EXERCISE DETAILS
Where a line in the listing below contains the word "gebundene", copy that line.

RECORDS FOR THE TASK

:::

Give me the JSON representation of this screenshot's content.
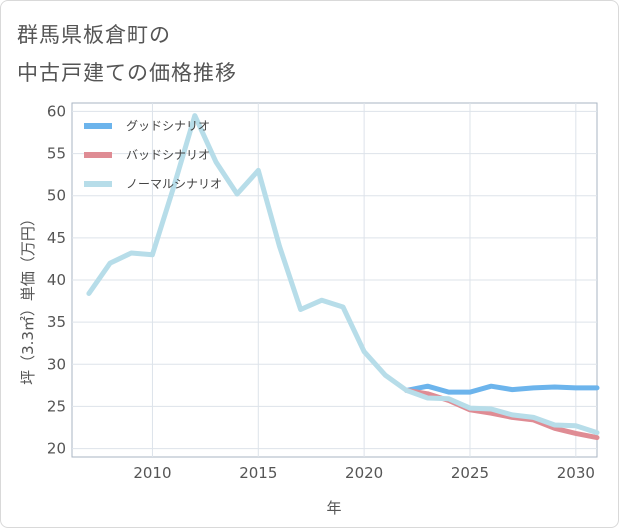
{
  "title": {
    "line1": "群馬県板倉町の",
    "line2": "中古戸建ての価格推移"
  },
  "chart_data": {
    "type": "line",
    "xlabel": "年",
    "ylabel": "坪（3.3㎡）単価（万円）",
    "xlim": [
      2006.2,
      2031
    ],
    "ylim": [
      19,
      61
    ],
    "x_ticks": [
      2010,
      2015,
      2020,
      2025,
      2030
    ],
    "y_ticks": [
      20,
      25,
      30,
      35,
      40,
      45,
      50,
      55,
      60
    ],
    "grid": true,
    "legend_position": "top-left",
    "series": [
      {
        "name": "グッドシナリオ",
        "color": "#6cb4ec",
        "x": [
          2022,
          2023,
          2024,
          2025,
          2026,
          2027,
          2028,
          2029,
          2030,
          2031
        ],
        "y": [
          26.9,
          27.4,
          26.7,
          26.7,
          27.4,
          27.0,
          27.2,
          27.3,
          27.2,
          27.2
        ]
      },
      {
        "name": "バッドシナリオ",
        "color": "#df8c94",
        "x": [
          2022,
          2023,
          2024,
          2025,
          2026,
          2027,
          2028,
          2029,
          2030,
          2031
        ],
        "y": [
          26.9,
          26.5,
          25.7,
          24.6,
          24.2,
          23.7,
          23.4,
          22.4,
          21.8,
          21.3
        ]
      },
      {
        "name": "ノーマルシナリオ",
        "color": "#b7dde9",
        "x": [
          2007,
          2008,
          2009,
          2010,
          2011,
          2012,
          2013,
          2014,
          2015,
          2016,
          2017,
          2018,
          2019,
          2020,
          2021,
          2022,
          2023,
          2024,
          2025,
          2026,
          2027,
          2028,
          2029,
          2030,
          2031
        ],
        "y": [
          38.4,
          42.0,
          43.2,
          43.0,
          51.0,
          59.5,
          54.0,
          50.2,
          53.0,
          44.0,
          36.5,
          37.6,
          36.8,
          31.5,
          28.7,
          26.9,
          26.0,
          25.9,
          24.8,
          24.7,
          24.0,
          23.7,
          22.8,
          22.7,
          21.9
        ]
      }
    ]
  }
}
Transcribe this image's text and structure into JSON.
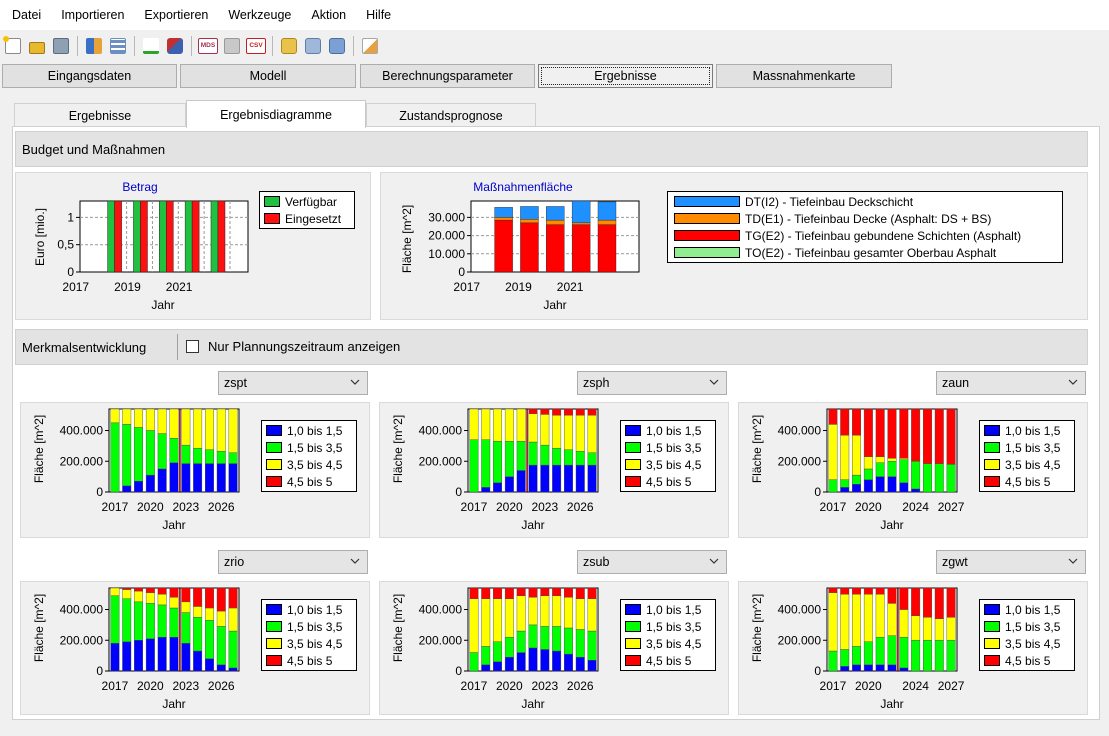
{
  "menu": [
    "Datei",
    "Importieren",
    "Exportieren",
    "Werkzeuge",
    "Aktion",
    "Hilfe"
  ],
  "toolbar_icons": [
    "new-file-icon",
    "open-folder-icon",
    "save-icon",
    "users-icon",
    "table-icon",
    "spellcheck-icon",
    "tools-icon",
    "mds-icon",
    "export-gray-icon",
    "csv-icon",
    "database-import-icon",
    "database-search-icon",
    "database-export-icon",
    "edit-note-icon"
  ],
  "main_buttons": [
    "Eingangsdaten",
    "Modell",
    "Berechnungsparameter",
    "Ergebnisse",
    "Massnahmenkarte"
  ],
  "sub_tabs": [
    "Ergebnisse",
    "Ergebnisdiagramme",
    "Zustandsprognose"
  ],
  "sections": {
    "budget": "Budget und Maßnahmen",
    "merkmal": "Merkmalsentwicklung",
    "checkbox_label": "Nur Plannungszeitraum anzeigen"
  },
  "colors": {
    "blue": "#0000ff",
    "green": "#00ff00",
    "yellow": "#ffff00",
    "red": "#ff0000",
    "budget_green": "#22c040",
    "budget_red": "#ff1010",
    "dt_blue": "#1e90ff",
    "orange": "#ff8c00",
    "light_green": "#90ee90"
  },
  "legends": {
    "budget": [
      "Verfügbar",
      "Eingesetzt"
    ],
    "massnahmen": [
      "DT(I2) - Tiefeinbau Deckschicht",
      "TD(E1) - Tiefeinbau Decke (Asphalt: DS + BS)",
      "TG(E2) - Tiefeinbau gebundene Schichten (Asphalt)",
      "TO(E2) - Tiefeinbau gesamter Oberbau Asphalt"
    ],
    "classes": [
      "1,0 bis 1,5",
      "1,5 bis 3,5",
      "3,5 bis 4,5",
      "4,5 bis 5"
    ]
  },
  "chart_data": [
    {
      "type": "bar",
      "title": "Betrag",
      "ylabel": "Euro [mio.]",
      "xlabel": "Jahr",
      "ylim": [
        0,
        1.3
      ],
      "yticks": [
        0,
        0.5,
        1
      ],
      "ytick_labels": [
        "0",
        "0,5",
        "1"
      ],
      "xticks": [
        "2017",
        "2019",
        "2021"
      ],
      "categories": [
        "2018",
        "2019",
        "2020",
        "2021",
        "2022"
      ],
      "series": [
        {
          "name": "Verfügbar",
          "values": [
            1.3,
            1.3,
            1.3,
            1.3,
            1.3
          ]
        },
        {
          "name": "Eingesetzt",
          "values": [
            1.3,
            1.3,
            1.3,
            1.3,
            1.3
          ]
        }
      ]
    },
    {
      "type": "bar",
      "title": "Maßnahmenfläche",
      "ylabel": "Fläche [m^2]",
      "xlabel": "Jahr",
      "ylim": [
        0,
        39000
      ],
      "yticks": [
        0,
        10000,
        20000,
        30000
      ],
      "ytick_labels": [
        "0",
        "10.000",
        "20.000",
        "30.000"
      ],
      "xticks": [
        "2017",
        "2019",
        "2021"
      ],
      "categories": [
        "2018",
        "2019",
        "2020",
        "2021",
        "2022"
      ],
      "stacked": true,
      "series": [
        {
          "name": "TO(E2) - Tiefeinbau gesamter Oberbau Asphalt",
          "values": [
            0,
            0,
            0,
            0,
            0
          ]
        },
        {
          "name": "TG(E2) - Tiefeinbau gebundene Schichten (Asphalt)",
          "values": [
            28500,
            27000,
            26000,
            26000,
            26000
          ]
        },
        {
          "name": "TD(E1) - Tiefeinbau Decke (Asphalt: DS + BS)",
          "values": [
            1500,
            2000,
            2500,
            1000,
            2500
          ]
        },
        {
          "name": "DT(I2) - Tiefeinbau Deckschicht",
          "values": [
            5500,
            7000,
            7500,
            12000,
            10000
          ]
        }
      ]
    },
    {
      "type": "bar",
      "stacked": true,
      "dropdown": "zspt",
      "ylabel": "Fläche [m^2]",
      "xlabel": "Jahr",
      "ylim": [
        0,
        540000
      ],
      "yticks": [
        0,
        200000,
        400000
      ],
      "ytick_labels": [
        "0",
        "200.000",
        "400.000"
      ],
      "x": [
        2017,
        2018,
        2019,
        2020,
        2021,
        2022,
        2023,
        2024,
        2025,
        2026,
        2027
      ],
      "xticks": [
        "2017",
        "2020",
        "2023",
        "2026"
      ],
      "marker_year": 2022.5,
      "series": [
        {
          "name": "1,0 bis 1,5",
          "values": [
            0,
            40000,
            70000,
            110000,
            150000,
            190000,
            185000,
            185000,
            185000,
            185000,
            185000
          ]
        },
        {
          "name": "1,5 bis 3,5",
          "values": [
            450000,
            400000,
            350000,
            290000,
            230000,
            160000,
            120000,
            100000,
            90000,
            80000,
            70000
          ]
        },
        {
          "name": "3,5 bis 4,5",
          "values": [
            90000,
            100000,
            120000,
            140000,
            160000,
            190000,
            235000,
            255000,
            265000,
            275000,
            285000
          ]
        },
        {
          "name": "4,5 bis 5",
          "values": [
            0,
            0,
            0,
            0,
            0,
            0,
            0,
            0,
            0,
            0,
            0
          ]
        }
      ]
    },
    {
      "type": "bar",
      "stacked": true,
      "dropdown": "zsph",
      "ylabel": "Fläche [m^2]",
      "xlabel": "Jahr",
      "ylim": [
        0,
        540000
      ],
      "yticks": [
        0,
        200000,
        400000
      ],
      "ytick_labels": [
        "0",
        "200.000",
        "400.000"
      ],
      "x": [
        2017,
        2018,
        2019,
        2020,
        2021,
        2022,
        2023,
        2024,
        2025,
        2026,
        2027
      ],
      "xticks": [
        "2017",
        "2020",
        "2023",
        "2026"
      ],
      "marker_year": 2021.5,
      "series": [
        {
          "name": "1,0 bis 1,5",
          "values": [
            0,
            30000,
            60000,
            100000,
            140000,
            175000,
            175000,
            175000,
            175000,
            175000,
            175000
          ]
        },
        {
          "name": "1,5 bis 3,5",
          "values": [
            340000,
            310000,
            270000,
            230000,
            190000,
            150000,
            130000,
            110000,
            100000,
            90000,
            80000
          ]
        },
        {
          "name": "3,5 bis 4,5",
          "values": [
            200000,
            200000,
            210000,
            210000,
            210000,
            185000,
            200000,
            215000,
            225000,
            235000,
            245000
          ]
        },
        {
          "name": "4,5 bis 5",
          "values": [
            0,
            0,
            0,
            0,
            0,
            30000,
            35000,
            40000,
            40000,
            40000,
            40000
          ]
        }
      ]
    },
    {
      "type": "bar",
      "stacked": true,
      "dropdown": "zaun",
      "ylabel": "Fläche [m^2]",
      "xlabel": "Jahr",
      "ylim": [
        0,
        540000
      ],
      "yticks": [
        0,
        200000,
        400000
      ],
      "ytick_labels": [
        "0",
        "200.000",
        "400.000"
      ],
      "x": [
        2017,
        2018,
        2019,
        2020,
        2021,
        2022,
        2023,
        2024,
        2025,
        2026,
        2027
      ],
      "xticks": [
        "2017",
        "2020",
        "2024",
        "2027"
      ],
      "series": [
        {
          "name": "1,0 bis 1,5",
          "values": [
            0,
            30000,
            50000,
            80000,
            100000,
            100000,
            60000,
            20000,
            0,
            0,
            0
          ]
        },
        {
          "name": "1,5 bis 3,5",
          "values": [
            80000,
            50000,
            60000,
            70000,
            90000,
            100000,
            150000,
            180000,
            185000,
            185000,
            180000
          ]
        },
        {
          "name": "3,5 bis 4,5",
          "values": [
            360000,
            290000,
            260000,
            80000,
            40000,
            20000,
            10000,
            0,
            0,
            0,
            0
          ]
        },
        {
          "name": "4,5 bis 5",
          "values": [
            100000,
            170000,
            170000,
            310000,
            310000,
            320000,
            320000,
            340000,
            355000,
            355000,
            360000
          ]
        }
      ]
    },
    {
      "type": "bar",
      "stacked": true,
      "dropdown": "zrio",
      "ylabel": "Fläche [m^2]",
      "xlabel": "Jahr",
      "ylim": [
        0,
        540000
      ],
      "yticks": [
        0,
        200000,
        400000
      ],
      "ytick_labels": [
        "0",
        "200.000",
        "400.000"
      ],
      "x": [
        2017,
        2018,
        2019,
        2020,
        2021,
        2022,
        2023,
        2024,
        2025,
        2026,
        2027
      ],
      "xticks": [
        "2017",
        "2020",
        "2023",
        "2026"
      ],
      "marker_year": 2022.5,
      "series": [
        {
          "name": "1,0 bis 1,5",
          "values": [
            180000,
            190000,
            200000,
            210000,
            220000,
            220000,
            180000,
            130000,
            80000,
            40000,
            20000
          ]
        },
        {
          "name": "1,5 bis 3,5",
          "values": [
            310000,
            280000,
            250000,
            230000,
            210000,
            190000,
            200000,
            220000,
            250000,
            250000,
            240000
          ]
        },
        {
          "name": "3,5 bis 4,5",
          "values": [
            50000,
            60000,
            70000,
            70000,
            70000,
            70000,
            70000,
            70000,
            80000,
            100000,
            150000
          ]
        },
        {
          "name": "4,5 bis 5",
          "values": [
            0,
            10000,
            20000,
            30000,
            40000,
            60000,
            90000,
            120000,
            130000,
            150000,
            130000
          ]
        }
      ]
    },
    {
      "type": "bar",
      "stacked": true,
      "dropdown": "zsub",
      "ylabel": "Fläche [m^2]",
      "xlabel": "Jahr",
      "ylim": [
        0,
        540000
      ],
      "yticks": [
        0,
        200000,
        400000
      ],
      "ytick_labels": [
        "0",
        "200.000",
        "400.000"
      ],
      "x": [
        2017,
        2018,
        2019,
        2020,
        2021,
        2022,
        2023,
        2024,
        2025,
        2026,
        2027
      ],
      "xticks": [
        "2017",
        "2020",
        "2023",
        "2026"
      ],
      "series": [
        {
          "name": "1,0 bis 1,5",
          "values": [
            0,
            40000,
            60000,
            90000,
            120000,
            150000,
            140000,
            130000,
            110000,
            90000,
            70000
          ]
        },
        {
          "name": "1,5 bis 3,5",
          "values": [
            120000,
            120000,
            130000,
            130000,
            140000,
            150000,
            150000,
            160000,
            170000,
            180000,
            190000
          ]
        },
        {
          "name": "3,5 bis 4,5",
          "values": [
            350000,
            310000,
            280000,
            250000,
            230000,
            180000,
            200000,
            200000,
            200000,
            200000,
            210000
          ]
        },
        {
          "name": "4,5 bis 5",
          "values": [
            70000,
            70000,
            70000,
            70000,
            50000,
            60000,
            50000,
            50000,
            60000,
            70000,
            70000
          ]
        }
      ]
    },
    {
      "type": "bar",
      "stacked": true,
      "dropdown": "zgwt",
      "ylabel": "Fläche [m^2]",
      "xlabel": "Jahr",
      "ylim": [
        0,
        540000
      ],
      "yticks": [
        0,
        200000,
        400000
      ],
      "ytick_labels": [
        "0",
        "200.000",
        "400.000"
      ],
      "x": [
        2017,
        2018,
        2019,
        2020,
        2021,
        2022,
        2023,
        2024,
        2025,
        2026,
        2027
      ],
      "xticks": [
        "2017",
        "2020",
        "2024",
        "2027"
      ],
      "marker_year": 2022.5,
      "series": [
        {
          "name": "1,0 bis 1,5",
          "values": [
            0,
            30000,
            40000,
            40000,
            40000,
            40000,
            20000,
            0,
            0,
            0,
            0
          ]
        },
        {
          "name": "1,5 bis 3,5",
          "values": [
            130000,
            110000,
            120000,
            150000,
            180000,
            190000,
            200000,
            200000,
            200000,
            200000,
            200000
          ]
        },
        {
          "name": "3,5 bis 4,5",
          "values": [
            380000,
            360000,
            340000,
            310000,
            280000,
            210000,
            180000,
            160000,
            150000,
            140000,
            150000
          ]
        },
        {
          "name": "4,5 bis 5",
          "values": [
            30000,
            40000,
            40000,
            40000,
            40000,
            100000,
            140000,
            180000,
            190000,
            200000,
            190000
          ]
        }
      ]
    }
  ]
}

:::

THE RESULT
      "TG(E2) - Tiefeinbau gebundene Schichten (Asphalt)",
          "name": "TG(E2) - Tiefeinbau gebundene Schichten (Asphalt)",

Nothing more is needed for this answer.